Stored dataset items:
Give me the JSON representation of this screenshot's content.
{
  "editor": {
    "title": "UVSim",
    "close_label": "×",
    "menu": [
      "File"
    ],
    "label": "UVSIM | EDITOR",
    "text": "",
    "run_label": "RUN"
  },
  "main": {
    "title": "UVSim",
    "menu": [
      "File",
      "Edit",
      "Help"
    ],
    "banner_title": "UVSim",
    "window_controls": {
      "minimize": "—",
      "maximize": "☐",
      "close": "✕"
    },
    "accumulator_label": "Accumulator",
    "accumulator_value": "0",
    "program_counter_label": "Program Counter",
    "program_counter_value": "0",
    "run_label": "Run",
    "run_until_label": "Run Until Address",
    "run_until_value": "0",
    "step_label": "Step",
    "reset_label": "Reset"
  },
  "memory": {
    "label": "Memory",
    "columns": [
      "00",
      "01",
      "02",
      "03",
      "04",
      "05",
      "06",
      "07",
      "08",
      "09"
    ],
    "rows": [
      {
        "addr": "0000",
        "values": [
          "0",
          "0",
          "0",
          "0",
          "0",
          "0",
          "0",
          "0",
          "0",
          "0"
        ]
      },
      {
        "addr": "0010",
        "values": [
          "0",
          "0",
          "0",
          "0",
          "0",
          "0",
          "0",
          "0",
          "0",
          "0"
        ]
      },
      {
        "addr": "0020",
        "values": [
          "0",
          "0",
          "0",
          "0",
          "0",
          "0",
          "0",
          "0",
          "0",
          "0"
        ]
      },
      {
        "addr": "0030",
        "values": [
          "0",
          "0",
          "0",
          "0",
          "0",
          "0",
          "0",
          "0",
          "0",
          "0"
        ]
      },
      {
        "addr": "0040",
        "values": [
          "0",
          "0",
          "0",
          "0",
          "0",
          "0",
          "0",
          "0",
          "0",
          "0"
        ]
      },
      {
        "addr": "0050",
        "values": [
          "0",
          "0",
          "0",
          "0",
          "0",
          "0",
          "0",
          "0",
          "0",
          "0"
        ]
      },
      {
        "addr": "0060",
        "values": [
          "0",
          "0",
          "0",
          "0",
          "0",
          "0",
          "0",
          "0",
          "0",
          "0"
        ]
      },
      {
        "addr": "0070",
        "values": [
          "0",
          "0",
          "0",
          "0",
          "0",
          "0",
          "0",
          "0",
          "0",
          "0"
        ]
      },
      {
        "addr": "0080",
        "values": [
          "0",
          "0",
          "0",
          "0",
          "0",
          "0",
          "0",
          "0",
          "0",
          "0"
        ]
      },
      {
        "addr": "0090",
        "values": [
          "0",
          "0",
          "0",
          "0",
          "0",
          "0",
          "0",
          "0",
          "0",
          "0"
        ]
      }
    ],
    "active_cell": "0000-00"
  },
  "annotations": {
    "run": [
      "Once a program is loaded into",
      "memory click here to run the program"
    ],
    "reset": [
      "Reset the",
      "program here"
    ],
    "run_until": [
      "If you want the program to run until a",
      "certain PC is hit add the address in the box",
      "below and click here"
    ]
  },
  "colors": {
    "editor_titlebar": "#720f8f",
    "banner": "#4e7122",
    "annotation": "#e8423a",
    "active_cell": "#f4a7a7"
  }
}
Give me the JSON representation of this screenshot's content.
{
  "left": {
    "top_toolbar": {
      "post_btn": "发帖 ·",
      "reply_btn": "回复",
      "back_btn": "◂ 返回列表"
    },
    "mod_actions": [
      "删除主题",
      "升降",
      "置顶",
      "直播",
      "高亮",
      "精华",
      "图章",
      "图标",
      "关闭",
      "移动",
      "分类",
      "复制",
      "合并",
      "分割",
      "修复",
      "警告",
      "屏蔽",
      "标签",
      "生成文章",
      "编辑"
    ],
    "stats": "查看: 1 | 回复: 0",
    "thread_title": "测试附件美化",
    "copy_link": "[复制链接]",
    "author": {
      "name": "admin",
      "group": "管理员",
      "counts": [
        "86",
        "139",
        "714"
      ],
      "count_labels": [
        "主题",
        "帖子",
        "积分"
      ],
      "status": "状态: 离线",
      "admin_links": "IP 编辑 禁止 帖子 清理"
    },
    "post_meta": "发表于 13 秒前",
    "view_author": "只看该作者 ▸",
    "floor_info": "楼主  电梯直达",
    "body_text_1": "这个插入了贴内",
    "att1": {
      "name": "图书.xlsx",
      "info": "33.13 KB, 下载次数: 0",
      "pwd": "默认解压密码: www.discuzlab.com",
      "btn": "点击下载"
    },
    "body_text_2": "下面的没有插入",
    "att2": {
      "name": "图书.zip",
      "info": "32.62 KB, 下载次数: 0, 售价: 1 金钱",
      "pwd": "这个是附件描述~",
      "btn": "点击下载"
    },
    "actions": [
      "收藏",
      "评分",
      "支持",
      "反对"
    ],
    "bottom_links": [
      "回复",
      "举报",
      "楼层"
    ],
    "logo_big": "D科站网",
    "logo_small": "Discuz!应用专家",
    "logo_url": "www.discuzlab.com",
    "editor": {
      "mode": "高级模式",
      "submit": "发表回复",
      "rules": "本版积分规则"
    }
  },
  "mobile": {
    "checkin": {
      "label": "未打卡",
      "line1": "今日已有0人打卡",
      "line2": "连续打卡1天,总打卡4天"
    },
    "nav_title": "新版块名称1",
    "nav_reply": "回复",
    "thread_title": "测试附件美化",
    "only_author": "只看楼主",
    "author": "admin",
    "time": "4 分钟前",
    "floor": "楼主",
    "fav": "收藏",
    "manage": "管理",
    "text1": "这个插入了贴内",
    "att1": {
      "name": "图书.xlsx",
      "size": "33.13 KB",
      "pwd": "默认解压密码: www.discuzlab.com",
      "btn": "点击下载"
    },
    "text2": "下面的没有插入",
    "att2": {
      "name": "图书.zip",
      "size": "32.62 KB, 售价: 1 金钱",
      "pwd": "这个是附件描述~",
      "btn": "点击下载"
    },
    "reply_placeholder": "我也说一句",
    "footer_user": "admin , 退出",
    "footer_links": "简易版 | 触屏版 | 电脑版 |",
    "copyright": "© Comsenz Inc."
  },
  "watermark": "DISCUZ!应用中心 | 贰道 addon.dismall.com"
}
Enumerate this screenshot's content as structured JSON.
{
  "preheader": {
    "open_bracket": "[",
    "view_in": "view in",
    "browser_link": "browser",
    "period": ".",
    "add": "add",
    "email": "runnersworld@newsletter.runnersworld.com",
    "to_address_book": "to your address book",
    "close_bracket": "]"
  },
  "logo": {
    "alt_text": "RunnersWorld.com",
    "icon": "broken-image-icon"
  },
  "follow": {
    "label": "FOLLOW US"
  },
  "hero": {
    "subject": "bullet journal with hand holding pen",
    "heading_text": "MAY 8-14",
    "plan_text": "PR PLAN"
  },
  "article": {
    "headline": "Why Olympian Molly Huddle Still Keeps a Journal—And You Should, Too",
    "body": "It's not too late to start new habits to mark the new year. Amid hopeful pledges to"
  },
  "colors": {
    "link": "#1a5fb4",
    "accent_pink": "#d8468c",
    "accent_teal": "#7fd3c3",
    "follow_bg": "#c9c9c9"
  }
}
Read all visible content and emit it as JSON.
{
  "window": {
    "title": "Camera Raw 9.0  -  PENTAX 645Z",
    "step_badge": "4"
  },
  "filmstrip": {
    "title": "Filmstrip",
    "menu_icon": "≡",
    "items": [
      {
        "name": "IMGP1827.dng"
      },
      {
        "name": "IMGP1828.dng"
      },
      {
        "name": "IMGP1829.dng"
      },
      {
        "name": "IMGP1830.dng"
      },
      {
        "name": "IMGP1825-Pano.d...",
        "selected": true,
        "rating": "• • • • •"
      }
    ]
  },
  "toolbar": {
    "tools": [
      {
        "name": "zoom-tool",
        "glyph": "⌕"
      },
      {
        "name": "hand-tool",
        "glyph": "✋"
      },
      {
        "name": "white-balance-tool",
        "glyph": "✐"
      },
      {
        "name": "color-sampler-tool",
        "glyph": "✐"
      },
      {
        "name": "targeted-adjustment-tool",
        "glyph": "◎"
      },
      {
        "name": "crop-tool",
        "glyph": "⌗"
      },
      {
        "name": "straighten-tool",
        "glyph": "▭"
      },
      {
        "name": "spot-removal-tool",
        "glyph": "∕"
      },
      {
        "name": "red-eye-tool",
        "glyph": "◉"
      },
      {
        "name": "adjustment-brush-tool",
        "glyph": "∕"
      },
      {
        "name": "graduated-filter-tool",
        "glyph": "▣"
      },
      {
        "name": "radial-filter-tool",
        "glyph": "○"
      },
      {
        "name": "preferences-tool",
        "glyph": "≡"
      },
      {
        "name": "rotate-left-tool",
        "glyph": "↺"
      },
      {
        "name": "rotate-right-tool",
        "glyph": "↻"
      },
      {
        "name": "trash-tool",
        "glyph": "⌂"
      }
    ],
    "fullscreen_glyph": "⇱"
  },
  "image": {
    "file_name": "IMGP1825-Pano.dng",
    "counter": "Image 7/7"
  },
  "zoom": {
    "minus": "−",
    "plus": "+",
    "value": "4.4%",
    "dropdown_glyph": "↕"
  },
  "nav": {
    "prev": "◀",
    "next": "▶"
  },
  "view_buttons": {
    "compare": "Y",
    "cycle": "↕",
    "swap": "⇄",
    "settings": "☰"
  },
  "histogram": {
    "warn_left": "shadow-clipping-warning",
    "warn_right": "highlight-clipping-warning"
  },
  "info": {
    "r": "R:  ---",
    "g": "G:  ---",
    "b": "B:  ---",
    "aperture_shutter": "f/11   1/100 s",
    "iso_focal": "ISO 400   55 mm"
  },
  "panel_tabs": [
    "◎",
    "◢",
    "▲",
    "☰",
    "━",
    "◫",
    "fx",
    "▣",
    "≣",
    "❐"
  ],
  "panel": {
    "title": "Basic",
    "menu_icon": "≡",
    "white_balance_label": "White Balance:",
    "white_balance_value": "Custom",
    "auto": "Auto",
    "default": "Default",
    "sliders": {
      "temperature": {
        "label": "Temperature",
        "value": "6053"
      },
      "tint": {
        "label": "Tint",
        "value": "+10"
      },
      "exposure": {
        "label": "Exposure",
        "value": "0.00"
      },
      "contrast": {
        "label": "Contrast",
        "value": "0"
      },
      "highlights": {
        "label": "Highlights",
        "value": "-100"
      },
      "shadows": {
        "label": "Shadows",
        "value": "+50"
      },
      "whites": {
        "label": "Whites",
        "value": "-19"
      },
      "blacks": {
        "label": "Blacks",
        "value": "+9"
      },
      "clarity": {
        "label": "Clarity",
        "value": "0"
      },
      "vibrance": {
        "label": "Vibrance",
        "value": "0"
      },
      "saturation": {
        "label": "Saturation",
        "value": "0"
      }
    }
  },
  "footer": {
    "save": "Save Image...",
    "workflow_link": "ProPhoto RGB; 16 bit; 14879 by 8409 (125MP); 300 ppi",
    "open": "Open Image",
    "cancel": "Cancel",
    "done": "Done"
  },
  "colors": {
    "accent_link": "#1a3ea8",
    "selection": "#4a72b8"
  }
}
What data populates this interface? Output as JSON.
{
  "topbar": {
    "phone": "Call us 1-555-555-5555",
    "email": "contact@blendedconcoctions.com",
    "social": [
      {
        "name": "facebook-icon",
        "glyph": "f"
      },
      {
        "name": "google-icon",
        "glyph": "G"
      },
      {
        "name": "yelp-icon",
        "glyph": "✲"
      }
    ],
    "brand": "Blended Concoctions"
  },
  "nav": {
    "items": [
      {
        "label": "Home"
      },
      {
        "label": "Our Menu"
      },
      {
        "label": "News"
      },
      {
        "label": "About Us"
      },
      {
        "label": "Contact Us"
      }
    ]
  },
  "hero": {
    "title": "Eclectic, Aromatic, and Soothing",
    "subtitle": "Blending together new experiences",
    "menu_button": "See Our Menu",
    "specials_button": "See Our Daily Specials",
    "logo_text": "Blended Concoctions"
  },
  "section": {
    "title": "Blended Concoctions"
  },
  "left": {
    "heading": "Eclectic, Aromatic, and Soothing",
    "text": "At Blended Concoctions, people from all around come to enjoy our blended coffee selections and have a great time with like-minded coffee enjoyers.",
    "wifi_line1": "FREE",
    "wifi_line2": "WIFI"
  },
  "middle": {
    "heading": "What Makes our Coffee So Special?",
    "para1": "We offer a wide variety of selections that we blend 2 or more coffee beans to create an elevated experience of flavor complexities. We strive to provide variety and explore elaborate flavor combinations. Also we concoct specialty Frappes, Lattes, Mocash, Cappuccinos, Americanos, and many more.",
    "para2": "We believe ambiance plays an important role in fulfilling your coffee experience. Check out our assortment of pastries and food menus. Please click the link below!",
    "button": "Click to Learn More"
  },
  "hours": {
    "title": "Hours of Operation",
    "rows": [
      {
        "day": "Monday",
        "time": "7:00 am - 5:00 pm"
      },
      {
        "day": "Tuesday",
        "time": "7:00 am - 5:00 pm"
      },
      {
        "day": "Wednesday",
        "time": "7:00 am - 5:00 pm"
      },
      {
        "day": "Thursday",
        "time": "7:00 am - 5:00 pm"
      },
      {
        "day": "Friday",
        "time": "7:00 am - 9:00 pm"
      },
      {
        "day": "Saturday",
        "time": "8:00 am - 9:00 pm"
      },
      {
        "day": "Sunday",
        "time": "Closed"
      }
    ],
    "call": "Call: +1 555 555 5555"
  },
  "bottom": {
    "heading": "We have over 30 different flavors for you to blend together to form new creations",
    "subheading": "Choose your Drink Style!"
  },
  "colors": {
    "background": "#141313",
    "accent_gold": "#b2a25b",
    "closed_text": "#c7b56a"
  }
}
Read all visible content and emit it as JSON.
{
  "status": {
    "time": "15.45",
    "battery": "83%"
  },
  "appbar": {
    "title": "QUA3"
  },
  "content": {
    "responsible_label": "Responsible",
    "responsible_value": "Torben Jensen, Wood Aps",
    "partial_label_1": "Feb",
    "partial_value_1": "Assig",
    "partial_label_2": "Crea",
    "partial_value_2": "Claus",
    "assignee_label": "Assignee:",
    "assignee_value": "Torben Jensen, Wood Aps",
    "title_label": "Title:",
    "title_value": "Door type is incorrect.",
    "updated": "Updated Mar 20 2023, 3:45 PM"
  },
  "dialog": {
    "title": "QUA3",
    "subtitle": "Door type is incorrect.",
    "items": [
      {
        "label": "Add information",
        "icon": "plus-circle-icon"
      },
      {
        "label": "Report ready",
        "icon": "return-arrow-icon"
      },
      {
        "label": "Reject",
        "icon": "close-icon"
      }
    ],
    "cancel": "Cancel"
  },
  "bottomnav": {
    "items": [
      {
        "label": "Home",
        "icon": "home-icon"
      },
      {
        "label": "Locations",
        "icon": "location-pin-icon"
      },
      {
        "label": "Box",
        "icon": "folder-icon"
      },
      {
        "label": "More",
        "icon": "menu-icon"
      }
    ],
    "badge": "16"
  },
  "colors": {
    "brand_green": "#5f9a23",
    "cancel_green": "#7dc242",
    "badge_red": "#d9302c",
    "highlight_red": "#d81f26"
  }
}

STATED GOAL: Copy each line of the listing that includes "time".

CORRECT RESPONSE:
    "time": "4 分钟前",
    "text": "At Blended Concoctions, people from all around come to enjoy our blended coffee selections and have a great time with like-minded coffee enjoyers.",
        "time": "7:00 am - 5:00 pm"
        "time": "7:00 am - 5:00 pm"
        "time": "7:00 am - 5:00 pm"
        "time": "7:00 am - 5:00 pm"
        "time": "7:00 am - 9:00 pm"
        "time": "8:00 am - 9:00 pm"
        "time": "Closed"
    "time": "15.45",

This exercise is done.